■ EXTRACTED RECORDS:

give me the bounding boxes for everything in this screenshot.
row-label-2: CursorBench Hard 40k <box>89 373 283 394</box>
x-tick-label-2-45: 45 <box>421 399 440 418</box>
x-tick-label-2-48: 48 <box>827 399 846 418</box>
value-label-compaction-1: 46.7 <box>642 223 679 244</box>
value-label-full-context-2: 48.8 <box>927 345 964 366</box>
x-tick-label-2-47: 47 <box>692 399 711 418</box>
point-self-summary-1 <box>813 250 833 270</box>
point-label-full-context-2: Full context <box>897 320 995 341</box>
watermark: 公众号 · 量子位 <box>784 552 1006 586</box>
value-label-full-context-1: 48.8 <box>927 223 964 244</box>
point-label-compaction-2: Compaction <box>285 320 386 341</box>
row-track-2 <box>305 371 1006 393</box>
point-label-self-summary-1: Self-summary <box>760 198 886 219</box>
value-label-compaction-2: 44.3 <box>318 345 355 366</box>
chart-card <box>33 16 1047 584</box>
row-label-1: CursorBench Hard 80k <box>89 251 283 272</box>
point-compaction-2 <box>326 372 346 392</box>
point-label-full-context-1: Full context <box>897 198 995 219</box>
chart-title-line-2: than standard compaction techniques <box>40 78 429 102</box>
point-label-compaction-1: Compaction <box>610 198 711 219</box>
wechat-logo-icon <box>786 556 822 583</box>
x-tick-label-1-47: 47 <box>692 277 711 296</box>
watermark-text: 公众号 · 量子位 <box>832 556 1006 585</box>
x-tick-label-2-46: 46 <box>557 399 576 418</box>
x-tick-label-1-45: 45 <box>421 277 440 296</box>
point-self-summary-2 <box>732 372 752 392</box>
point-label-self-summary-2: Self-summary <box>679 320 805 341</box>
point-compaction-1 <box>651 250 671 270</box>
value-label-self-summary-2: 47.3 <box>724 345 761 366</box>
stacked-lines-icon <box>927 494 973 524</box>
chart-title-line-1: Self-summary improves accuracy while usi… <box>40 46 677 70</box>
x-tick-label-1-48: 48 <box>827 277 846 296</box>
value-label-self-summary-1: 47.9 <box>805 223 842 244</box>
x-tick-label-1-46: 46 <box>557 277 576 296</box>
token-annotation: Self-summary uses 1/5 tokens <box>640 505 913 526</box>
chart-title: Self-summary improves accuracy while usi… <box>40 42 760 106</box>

■ WHAT THIS TASK INVOLVES: Please transcribe the records without any changes, starting at their first line and ending at the line that contains "token-annotation: Self-summary uses", both included.

■ RESPONSE FOR THIS EXERCISE:
give me the bounding boxes for everything in this screenshot.
row-label-2: CursorBench Hard 40k <box>89 373 283 394</box>
x-tick-label-2-45: 45 <box>421 399 440 418</box>
x-tick-label-2-48: 48 <box>827 399 846 418</box>
value-label-compaction-1: 46.7 <box>642 223 679 244</box>
value-label-full-context-2: 48.8 <box>927 345 964 366</box>
x-tick-label-2-47: 47 <box>692 399 711 418</box>
point-self-summary-1 <box>813 250 833 270</box>
point-label-full-context-2: Full context <box>897 320 995 341</box>
watermark: 公众号 · 量子位 <box>784 552 1006 586</box>
value-label-full-context-1: 48.8 <box>927 223 964 244</box>
point-label-compaction-2: Compaction <box>285 320 386 341</box>
row-track-2 <box>305 371 1006 393</box>
point-label-self-summary-1: Self-summary <box>760 198 886 219</box>
value-label-compaction-2: 44.3 <box>318 345 355 366</box>
chart-card <box>33 16 1047 584</box>
row-label-1: CursorBench Hard 80k <box>89 251 283 272</box>
point-compaction-2 <box>326 372 346 392</box>
point-label-full-context-1: Full context <box>897 198 995 219</box>
chart-title-line-2: than standard compaction techniques <box>40 78 429 102</box>
point-label-compaction-1: Compaction <box>610 198 711 219</box>
wechat-logo-icon <box>786 556 822 583</box>
x-tick-label-1-47: 47 <box>692 277 711 296</box>
watermark-text: 公众号 · 量子位 <box>832 556 1006 585</box>
x-tick-label-2-46: 46 <box>557 399 576 418</box>
x-tick-label-1-45: 45 <box>421 277 440 296</box>
point-self-summary-2 <box>732 372 752 392</box>
point-label-self-summary-2: Self-summary <box>679 320 805 341</box>
point-compaction-1 <box>651 250 671 270</box>
value-label-self-summary-2: 47.3 <box>724 345 761 366</box>
stacked-lines-icon <box>927 494 973 524</box>
chart-title-line-1: Self-summary improves accuracy while usi… <box>40 46 677 70</box>
x-tick-label-1-48: 48 <box>827 277 846 296</box>
value-label-self-summary-1: 47.9 <box>805 223 842 244</box>
x-tick-label-1-46: 46 <box>557 277 576 296</box>
token-annotation: Self-summary uses 1/5 tokens <box>640 505 913 526</box>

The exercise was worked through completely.